DIRECTIONS:
All of the material below is to be restated word for word, apart from the pictures.

[Entries from a visual dataset]
(begin)

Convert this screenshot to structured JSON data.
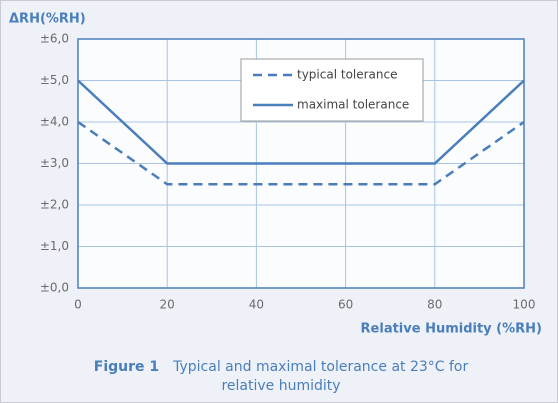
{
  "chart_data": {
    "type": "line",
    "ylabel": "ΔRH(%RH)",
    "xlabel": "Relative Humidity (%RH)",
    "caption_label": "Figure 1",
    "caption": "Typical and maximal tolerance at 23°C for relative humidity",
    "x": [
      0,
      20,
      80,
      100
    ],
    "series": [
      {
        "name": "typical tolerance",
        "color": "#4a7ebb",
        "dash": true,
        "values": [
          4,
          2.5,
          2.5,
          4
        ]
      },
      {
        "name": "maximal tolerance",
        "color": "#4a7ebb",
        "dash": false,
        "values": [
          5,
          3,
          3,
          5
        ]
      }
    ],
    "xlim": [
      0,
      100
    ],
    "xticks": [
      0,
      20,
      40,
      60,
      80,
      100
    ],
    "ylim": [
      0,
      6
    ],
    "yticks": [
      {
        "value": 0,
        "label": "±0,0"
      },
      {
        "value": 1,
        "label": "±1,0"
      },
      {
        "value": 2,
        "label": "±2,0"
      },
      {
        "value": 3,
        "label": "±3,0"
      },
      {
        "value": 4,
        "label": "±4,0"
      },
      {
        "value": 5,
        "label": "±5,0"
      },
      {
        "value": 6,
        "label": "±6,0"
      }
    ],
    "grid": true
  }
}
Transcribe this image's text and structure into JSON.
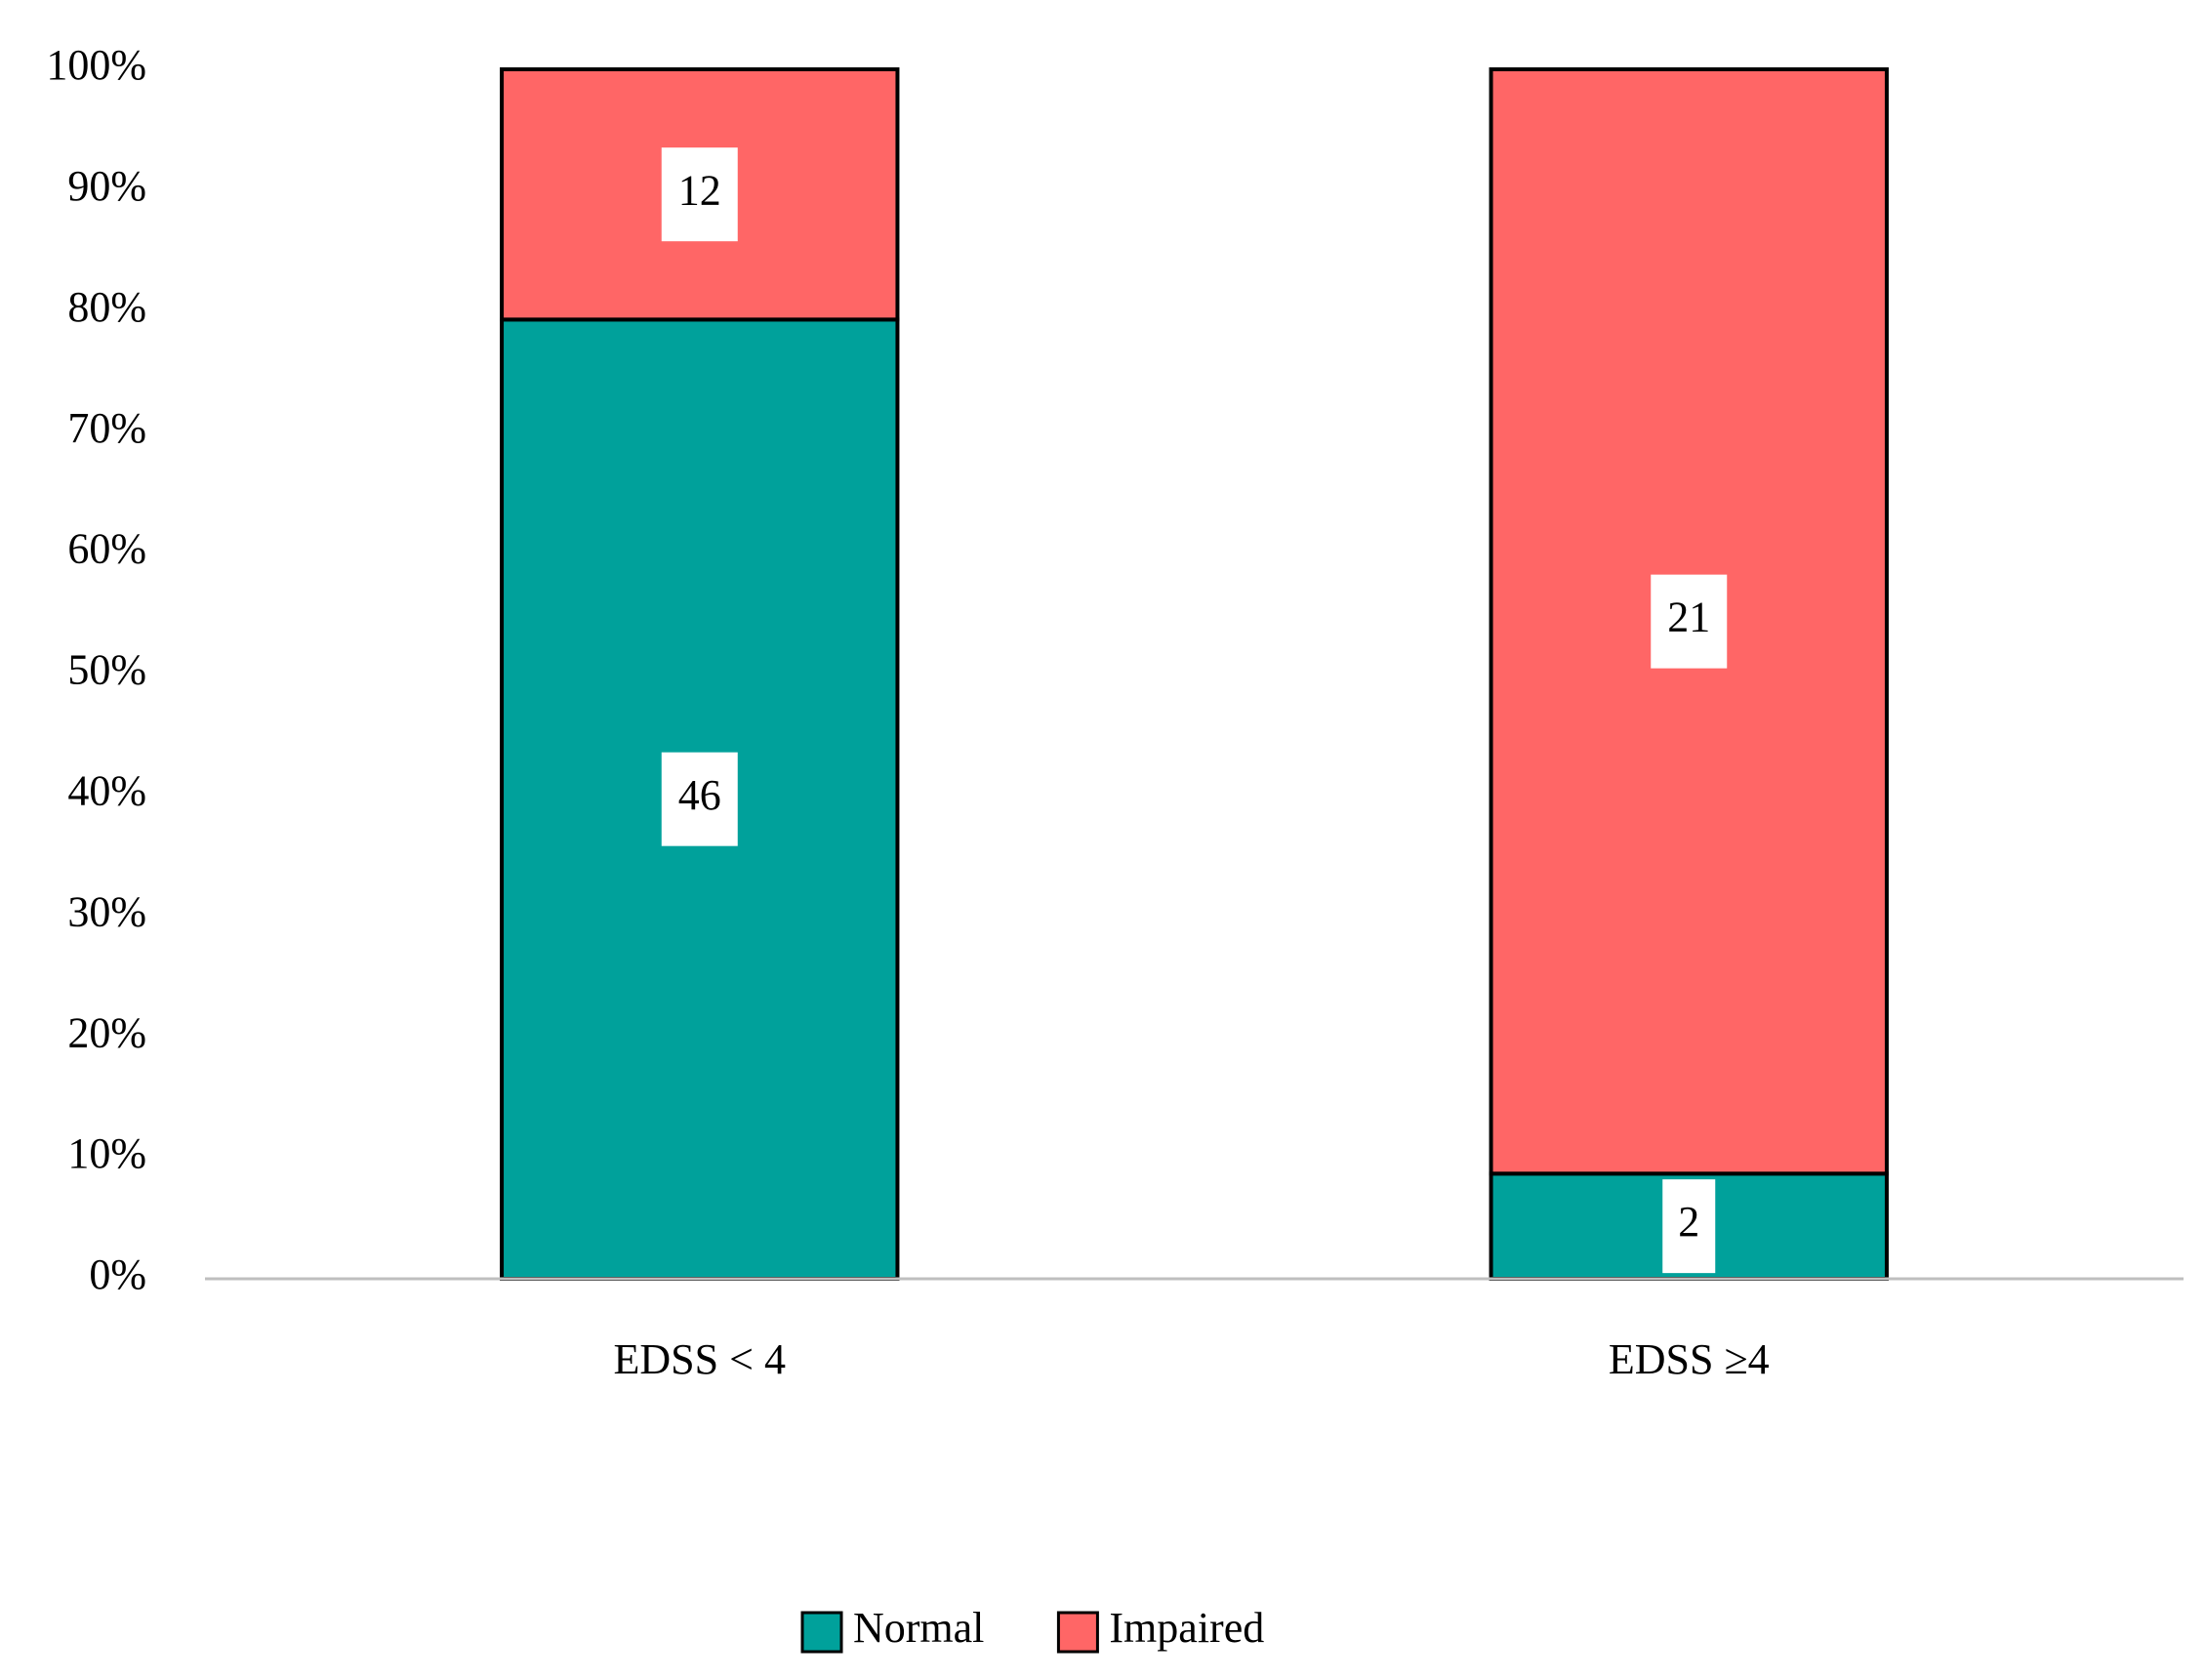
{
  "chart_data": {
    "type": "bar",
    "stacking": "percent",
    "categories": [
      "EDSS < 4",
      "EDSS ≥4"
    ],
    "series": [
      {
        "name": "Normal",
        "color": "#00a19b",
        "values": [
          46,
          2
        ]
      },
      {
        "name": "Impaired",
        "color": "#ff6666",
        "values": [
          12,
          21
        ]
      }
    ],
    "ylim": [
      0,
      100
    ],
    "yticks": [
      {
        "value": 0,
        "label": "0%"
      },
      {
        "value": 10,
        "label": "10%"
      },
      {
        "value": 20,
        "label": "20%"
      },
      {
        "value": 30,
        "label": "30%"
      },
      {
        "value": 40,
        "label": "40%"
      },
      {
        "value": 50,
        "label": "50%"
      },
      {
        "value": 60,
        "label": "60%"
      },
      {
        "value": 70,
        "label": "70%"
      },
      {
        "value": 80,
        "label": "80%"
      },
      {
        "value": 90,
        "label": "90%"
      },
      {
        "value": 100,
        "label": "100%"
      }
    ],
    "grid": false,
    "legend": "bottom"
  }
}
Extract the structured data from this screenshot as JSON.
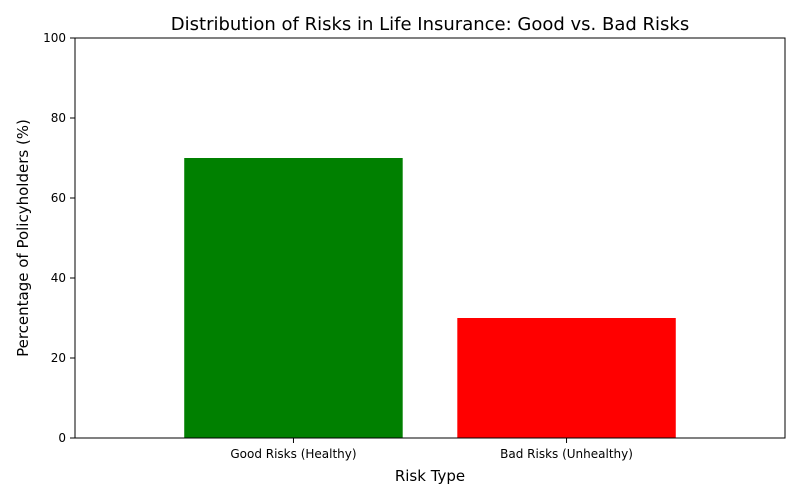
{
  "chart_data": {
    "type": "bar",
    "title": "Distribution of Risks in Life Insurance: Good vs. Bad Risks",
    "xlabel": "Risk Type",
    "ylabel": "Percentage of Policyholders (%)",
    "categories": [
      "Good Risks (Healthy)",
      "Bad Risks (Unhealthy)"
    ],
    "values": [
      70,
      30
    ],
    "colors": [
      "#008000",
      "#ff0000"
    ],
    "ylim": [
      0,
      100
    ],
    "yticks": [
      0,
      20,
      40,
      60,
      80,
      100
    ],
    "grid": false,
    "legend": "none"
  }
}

(end)

WRITTEN ANSWER:
Convert this screenshot to structured JSON data.
{
  "chart_data": {
    "type": "line",
    "ylabel": "ΔRH(%RH)",
    "xlabel": "Relative Humidity (%RH)",
    "caption_label": "Figure 1",
    "caption": "Typical and maximal tolerance at 23°C for relative humidity",
    "x": [
      0,
      20,
      80,
      100
    ],
    "series": [
      {
        "name": "typical tolerance",
        "color": "#4a7ebb",
        "dash": true,
        "values": [
          4,
          2.5,
          2.5,
          4
        ]
      },
      {
        "name": "maximal tolerance",
        "color": "#4a7ebb",
        "dash": false,
        "values": [
          5,
          3,
          3,
          5
        ]
      }
    ],
    "xlim": [
      0,
      100
    ],
    "xticks": [
      0,
      20,
      40,
      60,
      80,
      100
    ],
    "ylim": [
      0,
      6
    ],
    "yticks": [
      {
        "value": 0,
        "label": "±0,0"
      },
      {
        "value": 1,
        "label": "±1,0"
      },
      {
        "value": 2,
        "label": "±2,0"
      },
      {
        "value": 3,
        "label": "±3,0"
      },
      {
        "value": 4,
        "label": "±4,0"
      },
      {
        "value": 5,
        "label": "±5,0"
      },
      {
        "value": 6,
        "label": "±6,0"
      }
    ],
    "grid": true
  }
}
Transcribe this image's text and structure into JSON.
{
  "chart_data": {
    "type": "bar",
    "stacking": "percent",
    "categories": [
      "EDSS < 4",
      "EDSS ≥4"
    ],
    "series": [
      {
        "name": "Normal",
        "color": "#00a19b",
        "values": [
          46,
          2
        ]
      },
      {
        "name": "Impaired",
        "color": "#ff6666",
        "values": [
          12,
          21
        ]
      }
    ],
    "ylim": [
      0,
      100
    ],
    "yticks": [
      {
        "value": 0,
        "label": "0%"
      },
      {
        "value": 10,
        "label": "10%"
      },
      {
        "value": 20,
        "label": "20%"
      },
      {
        "value": 30,
        "label": "30%"
      },
      {
        "value": 40,
        "label": "40%"
      },
      {
        "value": 50,
        "label": "50%"
      },
      {
        "value": 60,
        "label": "60%"
      },
      {
        "value": 70,
        "label": "70%"
      },
      {
        "value": 80,
        "label": "80%"
      },
      {
        "value": 90,
        "label": "90%"
      },
      {
        "value": 100,
        "label": "100%"
      }
    ],
    "grid": false,
    "legend": "bottom"
  }
}
Extract the structured data from this screenshot as JSON.
{
  "chart_data": {
    "type": "bar",
    "title": "Distribution of Risks in Life Insurance: Good vs. Bad Risks",
    "xlabel": "Risk Type",
    "ylabel": "Percentage of Policyholders (%)",
    "categories": [
      "Good Risks (Healthy)",
      "Bad Risks (Unhealthy)"
    ],
    "values": [
      70,
      30
    ],
    "colors": [
      "#008000",
      "#ff0000"
    ],
    "ylim": [
      0,
      100
    ],
    "yticks": [
      0,
      20,
      40,
      60,
      80,
      100
    ],
    "grid": false,
    "legend": "none"
  }
}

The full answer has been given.